### Task prompt
Identify all lines in the listing that include the word "ομεν", and copy them out.

### Records shown

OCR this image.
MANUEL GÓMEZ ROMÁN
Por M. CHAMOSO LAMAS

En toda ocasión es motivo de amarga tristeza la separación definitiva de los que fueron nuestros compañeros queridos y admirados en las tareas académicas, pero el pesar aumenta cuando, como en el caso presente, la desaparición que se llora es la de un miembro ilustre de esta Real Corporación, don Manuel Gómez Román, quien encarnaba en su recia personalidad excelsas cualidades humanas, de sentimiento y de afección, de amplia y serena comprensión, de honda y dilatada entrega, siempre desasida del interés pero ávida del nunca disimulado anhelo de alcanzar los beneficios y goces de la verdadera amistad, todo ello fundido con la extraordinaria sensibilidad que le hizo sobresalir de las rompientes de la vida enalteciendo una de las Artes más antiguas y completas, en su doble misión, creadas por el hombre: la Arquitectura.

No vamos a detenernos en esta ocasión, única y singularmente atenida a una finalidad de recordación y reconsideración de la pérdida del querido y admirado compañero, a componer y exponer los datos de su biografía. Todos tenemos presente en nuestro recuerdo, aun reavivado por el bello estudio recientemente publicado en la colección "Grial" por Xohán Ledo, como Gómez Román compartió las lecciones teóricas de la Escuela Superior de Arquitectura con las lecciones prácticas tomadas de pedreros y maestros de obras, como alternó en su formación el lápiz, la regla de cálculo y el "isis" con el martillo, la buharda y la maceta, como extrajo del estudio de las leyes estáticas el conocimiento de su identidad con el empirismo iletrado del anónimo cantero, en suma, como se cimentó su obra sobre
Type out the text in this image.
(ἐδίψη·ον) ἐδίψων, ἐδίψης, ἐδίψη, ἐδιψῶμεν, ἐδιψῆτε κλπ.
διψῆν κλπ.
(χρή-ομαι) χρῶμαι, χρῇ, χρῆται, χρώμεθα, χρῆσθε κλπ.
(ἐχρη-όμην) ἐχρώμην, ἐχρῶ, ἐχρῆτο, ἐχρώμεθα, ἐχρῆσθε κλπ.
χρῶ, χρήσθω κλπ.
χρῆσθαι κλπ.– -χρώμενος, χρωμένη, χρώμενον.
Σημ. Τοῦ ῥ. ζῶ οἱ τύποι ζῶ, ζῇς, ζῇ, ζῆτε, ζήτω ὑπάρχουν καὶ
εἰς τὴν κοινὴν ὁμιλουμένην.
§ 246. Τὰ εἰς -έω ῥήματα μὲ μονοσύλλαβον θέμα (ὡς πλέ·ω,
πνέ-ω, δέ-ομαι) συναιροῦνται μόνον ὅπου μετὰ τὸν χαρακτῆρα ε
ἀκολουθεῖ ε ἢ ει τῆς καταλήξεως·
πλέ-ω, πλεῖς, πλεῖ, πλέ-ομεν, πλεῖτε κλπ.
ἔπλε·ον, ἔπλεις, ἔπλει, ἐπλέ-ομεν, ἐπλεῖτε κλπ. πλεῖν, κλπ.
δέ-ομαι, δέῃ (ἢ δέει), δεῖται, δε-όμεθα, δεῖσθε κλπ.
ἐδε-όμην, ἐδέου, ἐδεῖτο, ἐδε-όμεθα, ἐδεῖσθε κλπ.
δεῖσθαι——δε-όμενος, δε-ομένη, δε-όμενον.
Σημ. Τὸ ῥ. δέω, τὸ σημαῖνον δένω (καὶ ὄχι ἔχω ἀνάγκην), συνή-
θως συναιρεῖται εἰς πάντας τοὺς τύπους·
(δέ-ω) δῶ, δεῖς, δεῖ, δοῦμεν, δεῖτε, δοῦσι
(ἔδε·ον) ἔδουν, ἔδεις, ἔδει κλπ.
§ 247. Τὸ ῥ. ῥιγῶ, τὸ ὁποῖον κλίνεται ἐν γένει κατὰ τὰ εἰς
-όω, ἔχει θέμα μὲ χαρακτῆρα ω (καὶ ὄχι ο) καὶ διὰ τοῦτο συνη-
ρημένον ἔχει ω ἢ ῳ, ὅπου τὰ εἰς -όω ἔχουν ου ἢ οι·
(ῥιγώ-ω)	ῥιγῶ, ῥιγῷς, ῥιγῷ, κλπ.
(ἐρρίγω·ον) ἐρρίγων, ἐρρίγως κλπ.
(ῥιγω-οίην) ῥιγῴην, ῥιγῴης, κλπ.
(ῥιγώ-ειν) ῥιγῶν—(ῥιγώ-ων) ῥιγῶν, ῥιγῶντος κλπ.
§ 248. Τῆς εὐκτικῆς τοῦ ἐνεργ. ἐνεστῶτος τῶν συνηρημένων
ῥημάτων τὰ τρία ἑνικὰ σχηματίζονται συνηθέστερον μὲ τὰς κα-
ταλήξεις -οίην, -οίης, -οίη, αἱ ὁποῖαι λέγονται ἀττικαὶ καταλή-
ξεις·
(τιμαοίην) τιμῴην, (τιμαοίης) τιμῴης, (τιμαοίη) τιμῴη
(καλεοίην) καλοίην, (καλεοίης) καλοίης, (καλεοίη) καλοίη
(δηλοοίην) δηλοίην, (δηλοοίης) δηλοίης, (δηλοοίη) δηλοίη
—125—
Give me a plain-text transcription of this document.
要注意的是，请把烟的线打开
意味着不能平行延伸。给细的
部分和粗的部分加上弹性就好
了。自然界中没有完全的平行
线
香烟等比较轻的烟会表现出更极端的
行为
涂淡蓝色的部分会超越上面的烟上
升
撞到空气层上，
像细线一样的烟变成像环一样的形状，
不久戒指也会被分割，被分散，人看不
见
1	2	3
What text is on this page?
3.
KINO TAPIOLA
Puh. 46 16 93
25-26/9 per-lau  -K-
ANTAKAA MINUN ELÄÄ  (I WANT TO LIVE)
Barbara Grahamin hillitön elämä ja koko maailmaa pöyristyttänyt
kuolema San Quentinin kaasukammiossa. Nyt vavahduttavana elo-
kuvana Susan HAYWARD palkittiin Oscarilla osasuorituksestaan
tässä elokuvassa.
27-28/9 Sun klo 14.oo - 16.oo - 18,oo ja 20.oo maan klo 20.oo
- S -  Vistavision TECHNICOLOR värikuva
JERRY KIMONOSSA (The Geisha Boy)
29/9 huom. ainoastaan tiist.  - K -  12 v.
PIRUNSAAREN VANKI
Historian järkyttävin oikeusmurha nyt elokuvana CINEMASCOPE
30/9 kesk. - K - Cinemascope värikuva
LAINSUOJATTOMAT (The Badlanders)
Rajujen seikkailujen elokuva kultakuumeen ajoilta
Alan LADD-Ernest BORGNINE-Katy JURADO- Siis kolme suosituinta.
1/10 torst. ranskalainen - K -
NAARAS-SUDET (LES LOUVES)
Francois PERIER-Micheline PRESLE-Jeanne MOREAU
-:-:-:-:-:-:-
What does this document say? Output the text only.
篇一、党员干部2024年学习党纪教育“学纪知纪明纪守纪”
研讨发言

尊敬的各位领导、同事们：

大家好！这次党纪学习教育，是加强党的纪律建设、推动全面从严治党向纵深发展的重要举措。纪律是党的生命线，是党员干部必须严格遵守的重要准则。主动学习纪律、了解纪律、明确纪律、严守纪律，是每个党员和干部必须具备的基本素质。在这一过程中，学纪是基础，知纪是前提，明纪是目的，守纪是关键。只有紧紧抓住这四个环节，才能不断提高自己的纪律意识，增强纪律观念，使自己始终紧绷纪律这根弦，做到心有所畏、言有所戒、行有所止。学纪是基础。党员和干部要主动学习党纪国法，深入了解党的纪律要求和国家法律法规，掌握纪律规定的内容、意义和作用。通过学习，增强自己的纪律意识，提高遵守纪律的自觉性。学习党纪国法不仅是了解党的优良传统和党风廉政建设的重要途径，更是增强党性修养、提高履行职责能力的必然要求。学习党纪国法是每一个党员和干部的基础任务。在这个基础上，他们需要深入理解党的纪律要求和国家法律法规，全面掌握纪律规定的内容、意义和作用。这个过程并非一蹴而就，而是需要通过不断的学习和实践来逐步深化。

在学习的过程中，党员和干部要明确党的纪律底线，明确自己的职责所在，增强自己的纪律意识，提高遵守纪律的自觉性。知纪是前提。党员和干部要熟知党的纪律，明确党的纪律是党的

### Output of the task
πλέ-ω, πλεῖς, πλεῖ, πλέ-ομεν, πλεῖτε κλπ.
ἔπλε·ον, ἔπλεις, ἔπλει, ἐπλέ-ομεν, ἐπλεῖτε κλπ. πλεῖν, κλπ.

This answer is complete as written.